##### MATERIAL FOR THIS TASK

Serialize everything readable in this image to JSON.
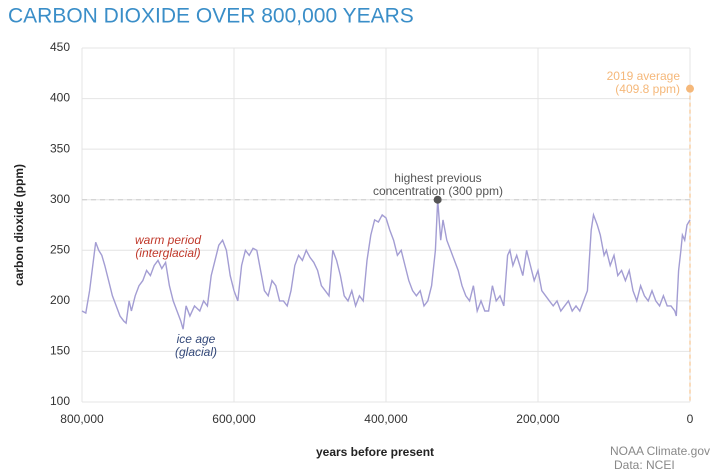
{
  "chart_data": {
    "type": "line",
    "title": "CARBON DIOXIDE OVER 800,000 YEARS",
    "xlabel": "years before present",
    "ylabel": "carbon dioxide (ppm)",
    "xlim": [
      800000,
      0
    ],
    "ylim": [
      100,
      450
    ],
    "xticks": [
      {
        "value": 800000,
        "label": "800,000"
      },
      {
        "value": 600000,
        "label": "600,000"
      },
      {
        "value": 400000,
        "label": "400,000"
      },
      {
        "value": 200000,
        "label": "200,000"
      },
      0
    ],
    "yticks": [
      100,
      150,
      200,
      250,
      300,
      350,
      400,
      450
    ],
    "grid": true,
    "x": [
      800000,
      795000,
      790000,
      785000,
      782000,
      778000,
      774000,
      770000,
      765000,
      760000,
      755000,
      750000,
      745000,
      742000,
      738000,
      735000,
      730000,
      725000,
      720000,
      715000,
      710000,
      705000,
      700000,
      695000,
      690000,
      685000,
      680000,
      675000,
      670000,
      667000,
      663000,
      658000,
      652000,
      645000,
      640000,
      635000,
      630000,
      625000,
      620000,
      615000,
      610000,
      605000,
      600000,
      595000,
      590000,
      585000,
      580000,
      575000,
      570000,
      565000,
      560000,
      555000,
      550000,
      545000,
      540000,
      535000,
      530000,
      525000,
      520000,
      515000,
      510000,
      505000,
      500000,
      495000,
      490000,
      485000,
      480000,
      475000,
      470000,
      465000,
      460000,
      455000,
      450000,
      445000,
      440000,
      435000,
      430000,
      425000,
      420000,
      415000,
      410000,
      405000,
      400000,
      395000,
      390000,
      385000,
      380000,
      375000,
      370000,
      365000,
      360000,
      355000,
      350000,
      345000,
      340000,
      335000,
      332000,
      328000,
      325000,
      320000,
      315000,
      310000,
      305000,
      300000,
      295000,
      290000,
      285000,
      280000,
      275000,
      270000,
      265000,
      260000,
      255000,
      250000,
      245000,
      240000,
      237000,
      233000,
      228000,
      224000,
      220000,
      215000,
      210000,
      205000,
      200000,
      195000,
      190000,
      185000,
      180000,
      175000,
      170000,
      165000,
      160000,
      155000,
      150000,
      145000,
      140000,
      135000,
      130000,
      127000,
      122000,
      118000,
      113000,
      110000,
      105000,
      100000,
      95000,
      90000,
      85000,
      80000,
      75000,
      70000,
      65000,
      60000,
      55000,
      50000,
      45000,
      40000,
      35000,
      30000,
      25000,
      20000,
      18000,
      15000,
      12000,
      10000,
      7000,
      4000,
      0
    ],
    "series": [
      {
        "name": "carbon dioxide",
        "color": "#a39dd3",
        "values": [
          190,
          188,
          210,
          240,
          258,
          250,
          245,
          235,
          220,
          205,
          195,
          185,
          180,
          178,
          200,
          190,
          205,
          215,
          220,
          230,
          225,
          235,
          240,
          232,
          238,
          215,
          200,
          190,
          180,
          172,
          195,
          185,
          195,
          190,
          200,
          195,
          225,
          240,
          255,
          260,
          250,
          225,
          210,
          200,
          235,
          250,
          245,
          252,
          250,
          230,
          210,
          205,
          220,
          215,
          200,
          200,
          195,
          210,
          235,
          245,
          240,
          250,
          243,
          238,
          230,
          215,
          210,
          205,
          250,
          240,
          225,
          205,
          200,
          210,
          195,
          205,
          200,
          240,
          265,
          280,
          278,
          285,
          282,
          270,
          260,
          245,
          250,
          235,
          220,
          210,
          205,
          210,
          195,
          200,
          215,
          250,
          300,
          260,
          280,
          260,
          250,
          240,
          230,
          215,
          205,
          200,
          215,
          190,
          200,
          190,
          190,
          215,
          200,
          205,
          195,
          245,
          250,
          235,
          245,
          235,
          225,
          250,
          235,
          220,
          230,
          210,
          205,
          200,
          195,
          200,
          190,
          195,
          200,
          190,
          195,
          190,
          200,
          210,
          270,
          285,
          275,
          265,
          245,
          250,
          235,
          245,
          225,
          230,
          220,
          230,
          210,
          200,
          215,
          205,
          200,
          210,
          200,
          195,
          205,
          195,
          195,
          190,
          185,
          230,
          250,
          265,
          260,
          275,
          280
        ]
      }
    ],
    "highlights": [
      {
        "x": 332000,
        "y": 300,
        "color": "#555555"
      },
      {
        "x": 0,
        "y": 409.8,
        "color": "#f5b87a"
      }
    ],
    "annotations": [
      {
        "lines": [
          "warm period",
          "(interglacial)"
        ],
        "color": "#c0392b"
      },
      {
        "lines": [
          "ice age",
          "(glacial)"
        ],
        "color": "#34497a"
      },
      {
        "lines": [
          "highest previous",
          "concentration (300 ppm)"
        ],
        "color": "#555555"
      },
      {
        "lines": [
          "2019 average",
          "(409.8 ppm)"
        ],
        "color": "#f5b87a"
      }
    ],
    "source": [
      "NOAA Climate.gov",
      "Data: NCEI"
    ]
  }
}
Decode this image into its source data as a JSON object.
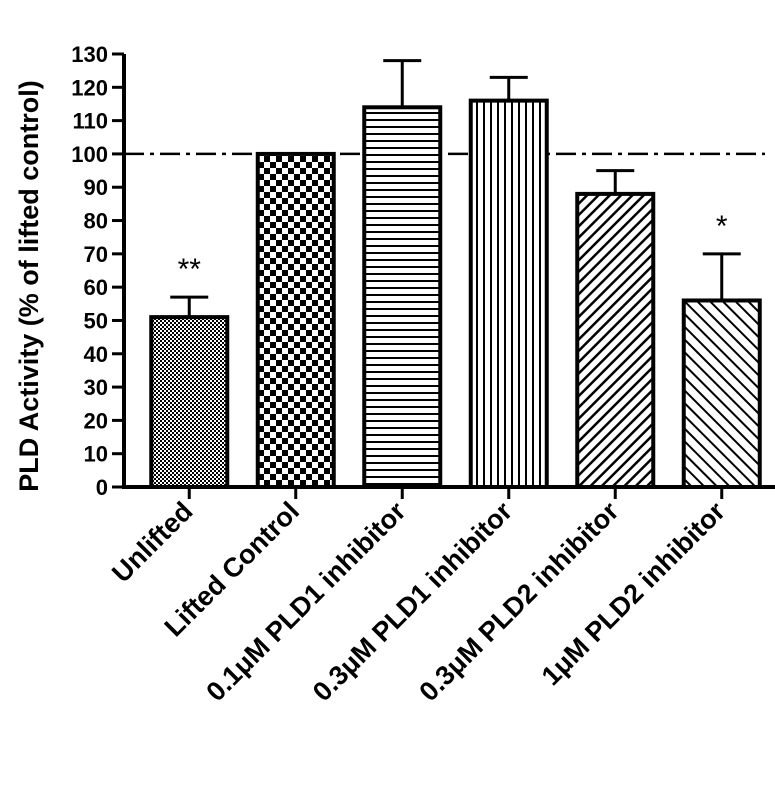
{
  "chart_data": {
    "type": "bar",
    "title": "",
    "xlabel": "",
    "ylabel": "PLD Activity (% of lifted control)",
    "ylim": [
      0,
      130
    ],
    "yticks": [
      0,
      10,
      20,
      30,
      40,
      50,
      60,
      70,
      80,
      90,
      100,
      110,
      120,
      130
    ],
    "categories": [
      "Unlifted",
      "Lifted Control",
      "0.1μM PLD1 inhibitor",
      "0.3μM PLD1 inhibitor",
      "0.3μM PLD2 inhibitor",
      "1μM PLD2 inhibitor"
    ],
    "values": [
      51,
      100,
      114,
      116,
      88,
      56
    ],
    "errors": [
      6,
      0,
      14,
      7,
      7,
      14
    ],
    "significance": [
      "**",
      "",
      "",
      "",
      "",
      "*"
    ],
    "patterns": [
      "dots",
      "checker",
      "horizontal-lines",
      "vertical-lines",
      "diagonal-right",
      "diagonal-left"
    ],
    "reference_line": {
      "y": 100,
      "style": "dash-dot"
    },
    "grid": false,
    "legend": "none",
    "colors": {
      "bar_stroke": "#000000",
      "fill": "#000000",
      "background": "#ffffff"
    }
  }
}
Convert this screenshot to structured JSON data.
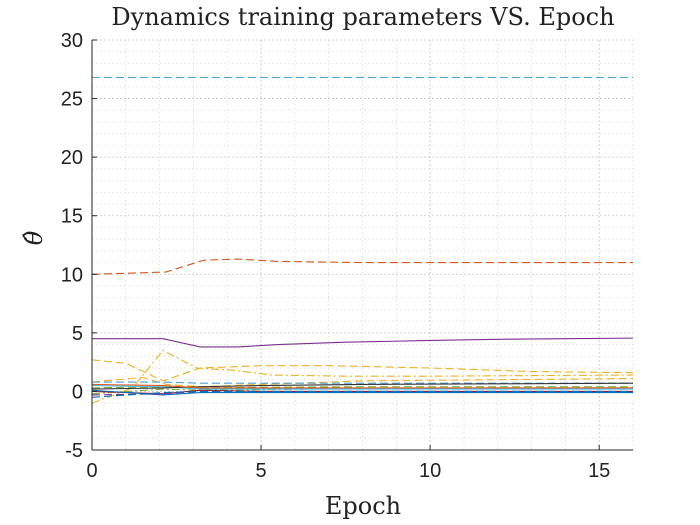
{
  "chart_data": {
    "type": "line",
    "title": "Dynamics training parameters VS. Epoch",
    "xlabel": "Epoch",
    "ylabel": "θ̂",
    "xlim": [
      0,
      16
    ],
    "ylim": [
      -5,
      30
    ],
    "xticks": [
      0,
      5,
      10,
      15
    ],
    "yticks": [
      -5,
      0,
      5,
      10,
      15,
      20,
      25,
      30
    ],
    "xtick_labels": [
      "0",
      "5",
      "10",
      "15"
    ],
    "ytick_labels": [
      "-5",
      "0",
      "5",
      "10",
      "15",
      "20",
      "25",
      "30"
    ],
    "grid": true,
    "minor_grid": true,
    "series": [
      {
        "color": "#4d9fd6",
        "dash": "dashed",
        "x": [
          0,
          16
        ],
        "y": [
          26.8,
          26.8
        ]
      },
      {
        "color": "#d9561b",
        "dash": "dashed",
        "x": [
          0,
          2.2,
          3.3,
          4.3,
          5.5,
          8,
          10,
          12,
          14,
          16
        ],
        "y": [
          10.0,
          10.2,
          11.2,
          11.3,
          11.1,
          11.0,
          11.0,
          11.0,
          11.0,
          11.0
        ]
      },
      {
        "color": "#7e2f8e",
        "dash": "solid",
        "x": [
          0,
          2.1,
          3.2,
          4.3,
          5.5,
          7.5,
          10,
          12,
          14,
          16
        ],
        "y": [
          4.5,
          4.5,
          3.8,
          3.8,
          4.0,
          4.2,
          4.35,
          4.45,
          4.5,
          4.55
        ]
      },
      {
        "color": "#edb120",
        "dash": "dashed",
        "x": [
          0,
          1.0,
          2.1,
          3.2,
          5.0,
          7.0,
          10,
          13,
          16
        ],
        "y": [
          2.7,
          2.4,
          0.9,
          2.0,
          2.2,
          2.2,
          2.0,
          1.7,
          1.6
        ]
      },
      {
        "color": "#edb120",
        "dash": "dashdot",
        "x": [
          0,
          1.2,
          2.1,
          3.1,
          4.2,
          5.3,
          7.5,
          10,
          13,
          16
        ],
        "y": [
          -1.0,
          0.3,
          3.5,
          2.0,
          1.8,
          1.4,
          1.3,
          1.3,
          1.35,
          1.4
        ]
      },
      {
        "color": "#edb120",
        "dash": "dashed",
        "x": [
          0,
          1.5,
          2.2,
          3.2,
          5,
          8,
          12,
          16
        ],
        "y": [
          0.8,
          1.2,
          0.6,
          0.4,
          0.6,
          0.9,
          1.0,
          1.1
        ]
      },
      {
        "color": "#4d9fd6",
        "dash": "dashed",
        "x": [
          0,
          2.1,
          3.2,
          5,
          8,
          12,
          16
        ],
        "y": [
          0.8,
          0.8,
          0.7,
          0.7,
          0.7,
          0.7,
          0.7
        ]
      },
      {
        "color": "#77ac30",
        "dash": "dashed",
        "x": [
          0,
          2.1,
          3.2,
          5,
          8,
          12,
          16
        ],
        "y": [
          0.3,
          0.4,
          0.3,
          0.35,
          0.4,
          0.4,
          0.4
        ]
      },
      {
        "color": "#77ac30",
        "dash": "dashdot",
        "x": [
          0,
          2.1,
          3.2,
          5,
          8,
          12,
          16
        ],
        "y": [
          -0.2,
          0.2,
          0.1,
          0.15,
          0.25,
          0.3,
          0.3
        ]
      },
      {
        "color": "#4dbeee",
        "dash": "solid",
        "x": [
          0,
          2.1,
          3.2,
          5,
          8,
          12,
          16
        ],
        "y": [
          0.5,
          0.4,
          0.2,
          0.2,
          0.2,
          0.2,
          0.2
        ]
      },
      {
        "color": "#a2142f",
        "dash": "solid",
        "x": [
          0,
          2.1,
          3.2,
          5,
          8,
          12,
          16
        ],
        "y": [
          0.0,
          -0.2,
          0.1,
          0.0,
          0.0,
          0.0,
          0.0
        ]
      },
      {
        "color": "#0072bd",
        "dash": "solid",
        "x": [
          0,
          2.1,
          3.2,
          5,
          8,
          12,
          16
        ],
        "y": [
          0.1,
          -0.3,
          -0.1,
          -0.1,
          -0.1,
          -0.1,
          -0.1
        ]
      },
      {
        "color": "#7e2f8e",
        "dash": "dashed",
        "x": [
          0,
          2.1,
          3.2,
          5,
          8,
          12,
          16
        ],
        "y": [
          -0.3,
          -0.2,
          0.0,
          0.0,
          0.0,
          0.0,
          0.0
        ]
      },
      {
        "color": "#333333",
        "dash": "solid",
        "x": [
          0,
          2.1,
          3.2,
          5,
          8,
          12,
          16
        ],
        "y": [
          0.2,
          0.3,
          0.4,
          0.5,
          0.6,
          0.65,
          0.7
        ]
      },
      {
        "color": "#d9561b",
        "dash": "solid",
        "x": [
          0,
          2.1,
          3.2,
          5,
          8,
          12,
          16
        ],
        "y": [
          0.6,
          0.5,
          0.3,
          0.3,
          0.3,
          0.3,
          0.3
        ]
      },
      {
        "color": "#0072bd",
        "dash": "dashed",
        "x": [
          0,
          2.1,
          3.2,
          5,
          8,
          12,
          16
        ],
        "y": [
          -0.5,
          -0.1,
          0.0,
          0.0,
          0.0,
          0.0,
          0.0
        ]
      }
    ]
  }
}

##########

### TASK DESCRIPTION
Only lines holding the string "Epoch" are wanted; gather each one from the entries above.

### SOLUTION
    "title": "Dynamics training parameters VS. Epoch",
    "xlabel": "Epoch",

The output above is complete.